[Saved entries]
———

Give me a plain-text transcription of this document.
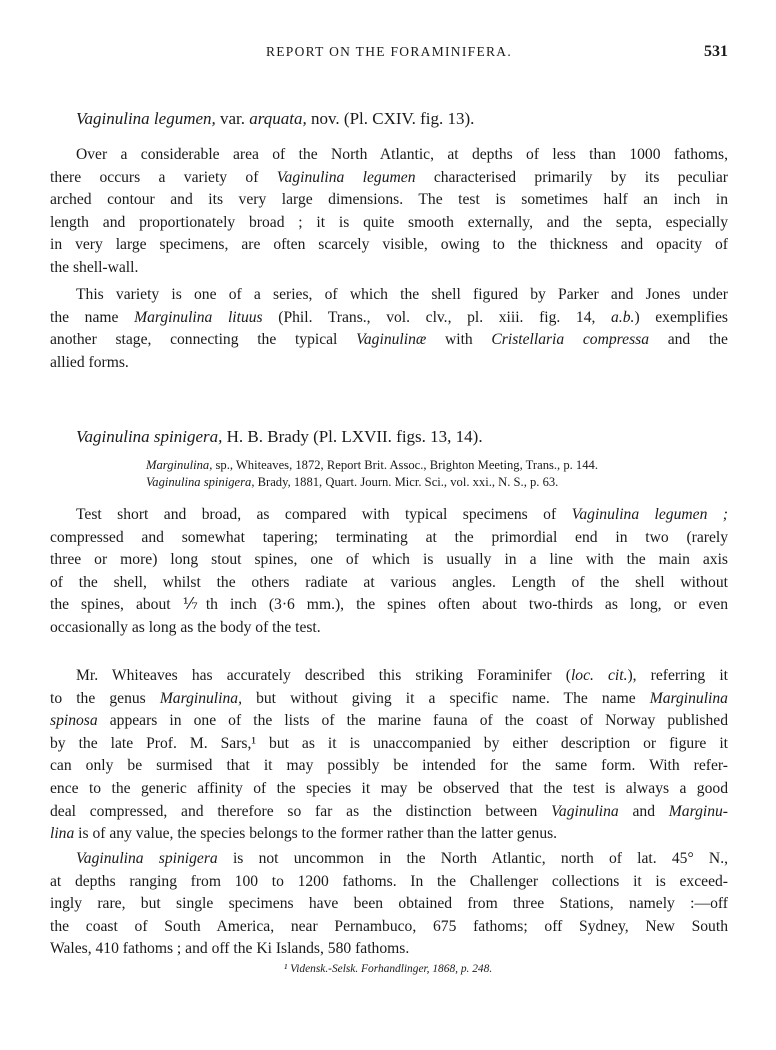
REPORT ON THE FORAMINIFERA.	531
Vaginulina legumen, var. arquata, nov. (Pl. CXIV. fig. 13).
Over a considerable area of the North Atlantic, at depths of less than 1000 fathoms,
there occurs a variety of Vaginulina legumen characterised primarily by its peculiar
arched contour and its very large dimensions. The test is sometimes half an inch in
length and proportionately broad ; it is quite smooth externally, and the septa, especially
in very large specimens, are often scarcely visible, owing to the thickness and opacity of
the shell-wall.
This variety is one of a series, of which the shell figured by Parker and Jones under
the name Marginulina lituus (Phil. Trans., vol. clv., pl. xiii. fig. 14, a.b.) exemplifies
another stage, connecting the typical Vaginulinæ with Cristellaria compressa and the
allied forms.
Vaginulina spinigera, H. B. Brady (Pl. LXVII. figs. 13, 14).
Marginulina, sp., Whiteaves, 1872, Report Brit. Assoc., Brighton Meeting, Trans., p. 144.
Vaginulina spinigera, Brady, 1881, Quart. Journ. Micr. Sci., vol. xxi., N. S., p. 63.
Test short and broad, as compared with typical specimens of Vaginulina legumen ;
compressed and somewhat tapering; terminating at the primordial end in two (rarely
three or more) long stout spines, one of which is usually in a line with the main axis
of the shell, whilst the others radiate at various angles. Length of the shell without
the spines, about ⅐th inch (3·6 mm.), the spines often about two-thirds as long, or even
occasionally as long as the body of the test.
Mr. Whiteaves has accurately described this striking Foraminifer (loc. cit.), referring it
to the genus Marginulina, but without giving it a specific name. The name Marginulina
spinosa appears in one of the lists of the marine fauna of the coast of Norway published
by the late Prof. M. Sars,¹ but as it is unaccompanied by either description or figure it
can only be surmised that it may possibly be intended for the same form. With refer-
ence to the generic affinity of the species it may be observed that the test is always a good
deal compressed, and therefore so far as the distinction between Vaginulina and Marginu-
lina is of any value, the species belongs to the former rather than the latter genus.
Vaginulina spinigera is not uncommon in the North Atlantic, north of lat. 45° N.,
at depths ranging from 100 to 1200 fathoms. In the Challenger collections it is exceed-
ingly rare, but single specimens have been obtained from three Stations, namely :—off
the coast of South America, near Pernambuco, 675 fathoms; off Sydney, New South
Wales, 410 fathoms ; and off the Ki Islands, 580 fathoms.
¹ Vidensk.-Selsk. Forhandlinger, 1868, p. 248.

———

Out of the material above, select every line that holds the string "spines".

three or more) long stout spines, one of which is usually in a line with the main axis
the spines, about ⅐th inch (3·6 mm.), the spines often about two-thirds as long, or even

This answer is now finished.